— BEGIN Supplied material —
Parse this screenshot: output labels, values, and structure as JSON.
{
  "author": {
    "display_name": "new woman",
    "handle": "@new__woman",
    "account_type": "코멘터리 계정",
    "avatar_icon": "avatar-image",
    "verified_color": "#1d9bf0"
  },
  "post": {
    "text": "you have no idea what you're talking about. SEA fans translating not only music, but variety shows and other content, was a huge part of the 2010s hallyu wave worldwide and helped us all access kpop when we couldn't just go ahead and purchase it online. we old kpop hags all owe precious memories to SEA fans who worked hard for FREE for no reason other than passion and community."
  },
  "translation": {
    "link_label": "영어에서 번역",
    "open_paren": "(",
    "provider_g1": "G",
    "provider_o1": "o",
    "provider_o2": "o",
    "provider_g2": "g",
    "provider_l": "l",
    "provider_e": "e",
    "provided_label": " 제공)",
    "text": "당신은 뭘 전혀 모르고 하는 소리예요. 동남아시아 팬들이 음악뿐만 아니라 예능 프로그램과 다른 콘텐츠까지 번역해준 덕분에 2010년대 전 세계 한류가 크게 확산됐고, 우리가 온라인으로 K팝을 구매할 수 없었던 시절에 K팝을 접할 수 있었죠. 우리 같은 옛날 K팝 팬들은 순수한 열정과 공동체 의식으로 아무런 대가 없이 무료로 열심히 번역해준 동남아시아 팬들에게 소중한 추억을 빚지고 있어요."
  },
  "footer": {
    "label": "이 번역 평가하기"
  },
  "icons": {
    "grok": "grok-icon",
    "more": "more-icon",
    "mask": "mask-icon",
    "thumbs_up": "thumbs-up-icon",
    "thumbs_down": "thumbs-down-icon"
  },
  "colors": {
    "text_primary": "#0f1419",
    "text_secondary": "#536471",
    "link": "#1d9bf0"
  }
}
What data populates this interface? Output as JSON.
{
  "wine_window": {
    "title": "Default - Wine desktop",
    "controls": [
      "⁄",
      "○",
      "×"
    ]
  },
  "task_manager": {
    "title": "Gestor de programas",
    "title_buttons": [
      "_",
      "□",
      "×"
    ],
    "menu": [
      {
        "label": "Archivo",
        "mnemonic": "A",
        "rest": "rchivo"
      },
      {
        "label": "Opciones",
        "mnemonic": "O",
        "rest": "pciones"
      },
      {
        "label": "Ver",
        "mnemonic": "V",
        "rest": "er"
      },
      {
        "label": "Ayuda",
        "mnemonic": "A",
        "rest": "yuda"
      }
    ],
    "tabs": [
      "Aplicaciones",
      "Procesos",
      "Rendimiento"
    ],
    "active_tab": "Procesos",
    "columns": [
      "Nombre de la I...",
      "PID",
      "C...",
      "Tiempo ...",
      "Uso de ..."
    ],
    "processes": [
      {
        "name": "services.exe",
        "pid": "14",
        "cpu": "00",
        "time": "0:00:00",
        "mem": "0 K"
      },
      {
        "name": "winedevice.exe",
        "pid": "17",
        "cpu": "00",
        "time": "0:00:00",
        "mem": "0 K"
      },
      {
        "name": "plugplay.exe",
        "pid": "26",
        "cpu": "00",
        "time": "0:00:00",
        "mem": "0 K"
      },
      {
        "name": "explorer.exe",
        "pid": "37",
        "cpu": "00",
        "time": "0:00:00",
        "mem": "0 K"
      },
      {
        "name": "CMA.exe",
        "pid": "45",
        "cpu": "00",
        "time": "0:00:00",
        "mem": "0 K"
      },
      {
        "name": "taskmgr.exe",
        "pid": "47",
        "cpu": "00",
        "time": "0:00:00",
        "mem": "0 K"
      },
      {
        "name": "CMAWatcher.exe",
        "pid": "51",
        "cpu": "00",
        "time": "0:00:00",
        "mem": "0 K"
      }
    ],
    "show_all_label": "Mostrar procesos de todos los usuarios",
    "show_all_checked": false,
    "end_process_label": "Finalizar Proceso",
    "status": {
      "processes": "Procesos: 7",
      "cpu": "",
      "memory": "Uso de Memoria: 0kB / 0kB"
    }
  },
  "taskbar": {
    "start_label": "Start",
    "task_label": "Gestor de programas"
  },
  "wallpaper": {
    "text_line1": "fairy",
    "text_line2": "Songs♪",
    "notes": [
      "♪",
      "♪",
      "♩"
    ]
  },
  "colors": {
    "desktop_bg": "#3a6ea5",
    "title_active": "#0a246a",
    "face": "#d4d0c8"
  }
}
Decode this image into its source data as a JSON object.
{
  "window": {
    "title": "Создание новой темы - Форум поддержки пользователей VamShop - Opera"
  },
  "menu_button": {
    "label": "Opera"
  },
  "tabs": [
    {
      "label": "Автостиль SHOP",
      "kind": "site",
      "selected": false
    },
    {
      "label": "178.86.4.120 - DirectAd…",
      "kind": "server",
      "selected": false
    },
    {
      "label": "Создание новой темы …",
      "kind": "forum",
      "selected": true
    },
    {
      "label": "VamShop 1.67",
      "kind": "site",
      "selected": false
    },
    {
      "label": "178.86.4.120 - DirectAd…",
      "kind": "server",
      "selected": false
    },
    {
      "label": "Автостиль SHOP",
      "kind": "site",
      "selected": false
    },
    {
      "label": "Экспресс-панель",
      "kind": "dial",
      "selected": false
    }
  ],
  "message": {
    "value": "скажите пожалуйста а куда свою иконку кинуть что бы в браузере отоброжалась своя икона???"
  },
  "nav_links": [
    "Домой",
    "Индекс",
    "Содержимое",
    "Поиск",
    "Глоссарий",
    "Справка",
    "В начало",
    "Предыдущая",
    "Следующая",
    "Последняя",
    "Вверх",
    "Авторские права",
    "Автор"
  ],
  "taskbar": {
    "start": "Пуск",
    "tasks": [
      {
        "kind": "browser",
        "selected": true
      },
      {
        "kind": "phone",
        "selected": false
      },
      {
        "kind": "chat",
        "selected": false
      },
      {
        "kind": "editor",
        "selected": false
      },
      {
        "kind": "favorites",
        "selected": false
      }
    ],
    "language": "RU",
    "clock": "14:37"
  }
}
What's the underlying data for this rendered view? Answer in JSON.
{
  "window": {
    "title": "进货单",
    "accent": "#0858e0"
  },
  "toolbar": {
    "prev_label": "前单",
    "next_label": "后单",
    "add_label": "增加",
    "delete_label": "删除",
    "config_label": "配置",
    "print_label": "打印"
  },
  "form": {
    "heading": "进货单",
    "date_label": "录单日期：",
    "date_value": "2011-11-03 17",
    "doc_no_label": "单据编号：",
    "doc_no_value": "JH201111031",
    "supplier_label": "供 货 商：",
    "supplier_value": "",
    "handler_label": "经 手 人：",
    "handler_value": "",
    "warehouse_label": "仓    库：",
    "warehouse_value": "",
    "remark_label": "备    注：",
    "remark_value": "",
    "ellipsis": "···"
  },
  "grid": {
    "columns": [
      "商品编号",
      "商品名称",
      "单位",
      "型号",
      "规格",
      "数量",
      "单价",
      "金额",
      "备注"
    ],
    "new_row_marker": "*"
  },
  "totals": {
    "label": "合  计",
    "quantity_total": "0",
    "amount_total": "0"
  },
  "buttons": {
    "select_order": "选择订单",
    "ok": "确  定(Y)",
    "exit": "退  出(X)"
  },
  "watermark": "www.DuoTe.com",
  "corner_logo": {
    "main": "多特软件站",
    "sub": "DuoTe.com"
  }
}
— END Supplied material —
→ **What to produce**
Your task is to retype all the records above with nothing left out.

→ **Written answer**
Parse this screenshot: output labels, values, and structure as JSON.
{
  "author": {
    "display_name": "new woman",
    "handle": "@new__woman",
    "account_type": "코멘터리 계정",
    "avatar_icon": "avatar-image",
    "verified_color": "#1d9bf0"
  },
  "post": {
    "text": "you have no idea what you're talking about. SEA fans translating not only music, but variety shows and other content, was a huge part of the 2010s hallyu wave worldwide and helped us all access kpop when we couldn't just go ahead and purchase it online. we old kpop hags all owe precious memories to SEA fans who worked hard for FREE for no reason other than passion and community."
  },
  "translation": {
    "link_label": "영어에서 번역",
    "open_paren": "(",
    "provider_g1": "G",
    "provider_o1": "o",
    "provider_o2": "o",
    "provider_g2": "g",
    "provider_l": "l",
    "provider_e": "e",
    "provided_label": " 제공)",
    "text": "당신은 뭘 전혀 모르고 하는 소리예요. 동남아시아 팬들이 음악뿐만 아니라 예능 프로그램과 다른 콘텐츠까지 번역해준 덕분에 2010년대 전 세계 한류가 크게 확산됐고, 우리가 온라인으로 K팝을 구매할 수 없었던 시절에 K팝을 접할 수 있었죠. 우리 같은 옛날 K팝 팬들은 순수한 열정과 공동체 의식으로 아무런 대가 없이 무료로 열심히 번역해준 동남아시아 팬들에게 소중한 추억을 빚지고 있어요."
  },
  "footer": {
    "label": "이 번역 평가하기"
  },
  "icons": {
    "grok": "grok-icon",
    "more": "more-icon",
    "mask": "mask-icon",
    "thumbs_up": "thumbs-up-icon",
    "thumbs_down": "thumbs-down-icon"
  },
  "colors": {
    "text_primary": "#0f1419",
    "text_secondary": "#536471",
    "link": "#1d9bf0"
  }
}
What data populates this interface? Output as JSON.
{
  "wine_window": {
    "title": "Default - Wine desktop",
    "controls": [
      "⁄",
      "○",
      "×"
    ]
  },
  "task_manager": {
    "title": "Gestor de programas",
    "title_buttons": [
      "_",
      "□",
      "×"
    ],
    "menu": [
      {
        "label": "Archivo",
        "mnemonic": "A",
        "rest": "rchivo"
      },
      {
        "label": "Opciones",
        "mnemonic": "O",
        "rest": "pciones"
      },
      {
        "label": "Ver",
        "mnemonic": "V",
        "rest": "er"
      },
      {
        "label": "Ayuda",
        "mnemonic": "A",
        "rest": "yuda"
      }
    ],
    "tabs": [
      "Aplicaciones",
      "Procesos",
      "Rendimiento"
    ],
    "active_tab": "Procesos",
    "columns": [
      "Nombre de la I...",
      "PID",
      "C...",
      "Tiempo ...",
      "Uso de ..."
    ],
    "processes": [
      {
        "name": "services.exe",
        "pid": "14",
        "cpu": "00",
        "time": "0:00:00",
        "mem": "0 K"
      },
      {
        "name": "winedevice.exe",
        "pid": "17",
        "cpu": "00",
        "time": "0:00:00",
        "mem": "0 K"
      },
      {
        "name": "plugplay.exe",
        "pid": "26",
        "cpu": "00",
        "time": "0:00:00",
        "mem": "0 K"
      },
      {
        "name": "explorer.exe",
        "pid": "37",
        "cpu": "00",
        "time": "0:00:00",
        "mem": "0 K"
      },
      {
        "name": "CMA.exe",
        "pid": "45",
        "cpu": "00",
        "time": "0:00:00",
        "mem": "0 K"
      },
      {
        "name": "taskmgr.exe",
        "pid": "47",
        "cpu": "00",
        "time": "0:00:00",
        "mem": "0 K"
      },
      {
        "name": "CMAWatcher.exe",
        "pid": "51",
        "cpu": "00",
        "time": "0:00:00",
        "mem": "0 K"
      }
    ],
    "show_all_label": "Mostrar procesos de todos los usuarios",
    "show_all_checked": false,
    "end_process_label": "Finalizar Proceso",
    "status": {
      "processes": "Procesos: 7",
      "cpu": "",
      "memory": "Uso de Memoria: 0kB / 0kB"
    }
  },
  "taskbar": {
    "start_label": "Start",
    "task_label": "Gestor de programas"
  },
  "wallpaper": {
    "text_line1": "fairy",
    "text_line2": "Songs♪",
    "notes": [
      "♪",
      "♪",
      "♩"
    ]
  },
  "colors": {
    "desktop_bg": "#3a6ea5",
    "title_active": "#0a246a",
    "face": "#d4d0c8"
  }
}
Decode this image into its source data as a JSON object.
{
  "window": {
    "title": "Создание новой темы - Форум поддержки пользователей VamShop - Opera"
  },
  "menu_button": {
    "label": "Opera"
  },
  "tabs": [
    {
      "label": "Автостиль SHOP",
      "kind": "site",
      "selected": false
    },
    {
      "label": "178.86.4.120 - DirectAd…",
      "kind": "server",
      "selected": false
    },
    {
      "label": "Создание новой темы …",
      "kind": "forum",
      "selected": true
    },
    {
      "label": "VamShop 1.67",
      "kind": "site",
      "selected": false
    },
    {
      "label": "178.86.4.120 - DirectAd…",
      "kind": "server",
      "selected": false
    },
    {
      "label": "Автостиль SHOP",
      "kind": "site",
      "selected": false
    },
    {
      "label": "Экспресс-панель",
      "kind": "dial",
      "selected": false
    }
  ],
  "message": {
    "value": "скажите пожалуйста а куда свою иконку кинуть что бы в браузере отоброжалась своя икона???"
  },
  "nav_links": [
    "Домой",
    "Индекс",
    "Содержимое",
    "Поиск",
    "Глоссарий",
    "Справка",
    "В начало",
    "Предыдущая",
    "Следующая",
    "Последняя",
    "Вверх",
    "Авторские права",
    "Автор"
  ],
  "taskbar": {
    "start": "Пуск",
    "tasks": [
      {
        "kind": "browser",
        "selected": true
      },
      {
        "kind": "phone",
        "selected": false
      },
      {
        "kind": "chat",
        "selected": false
      },
      {
        "kind": "editor",
        "selected": false
      },
      {
        "kind": "favorites",
        "selected": false
      }
    ],
    "language": "RU",
    "clock": "14:37"
  }
}
What's the underlying data for this rendered view? Answer in JSON.
{
  "window": {
    "title": "进货单",
    "accent": "#0858e0"
  },
  "toolbar": {
    "prev_label": "前单",
    "next_label": "后单",
    "add_label": "增加",
    "delete_label": "删除",
    "config_label": "配置",
    "print_label": "打印"
  },
  "form": {
    "heading": "进货单",
    "date_label": "录单日期：",
    "date_value": "2011-11-03 17",
    "doc_no_label": "单据编号：",
    "doc_no_value": "JH201111031",
    "supplier_label": "供 货 商：",
    "supplier_value": "",
    "handler_label": "经 手 人：",
    "handler_value": "",
    "warehouse_label": "仓    库：",
    "warehouse_value": "",
    "remark_label": "备    注：",
    "remark_value": "",
    "ellipsis": "···"
  },
  "grid": {
    "columns": [
      "商品编号",
      "商品名称",
      "单位",
      "型号",
      "规格",
      "数量",
      "单价",
      "金额",
      "备注"
    ],
    "new_row_marker": "*"
  },
  "totals": {
    "label": "合  计",
    "quantity_total": "0",
    "amount_total": "0"
  },
  "buttons": {
    "select_order": "选择订单",
    "ok": "确  定(Y)",
    "exit": "退  出(X)"
  },
  "watermark": "www.DuoTe.com",
  "corner_logo": {
    "main": "多特软件站",
    "sub": "DuoTe.com"
  }
}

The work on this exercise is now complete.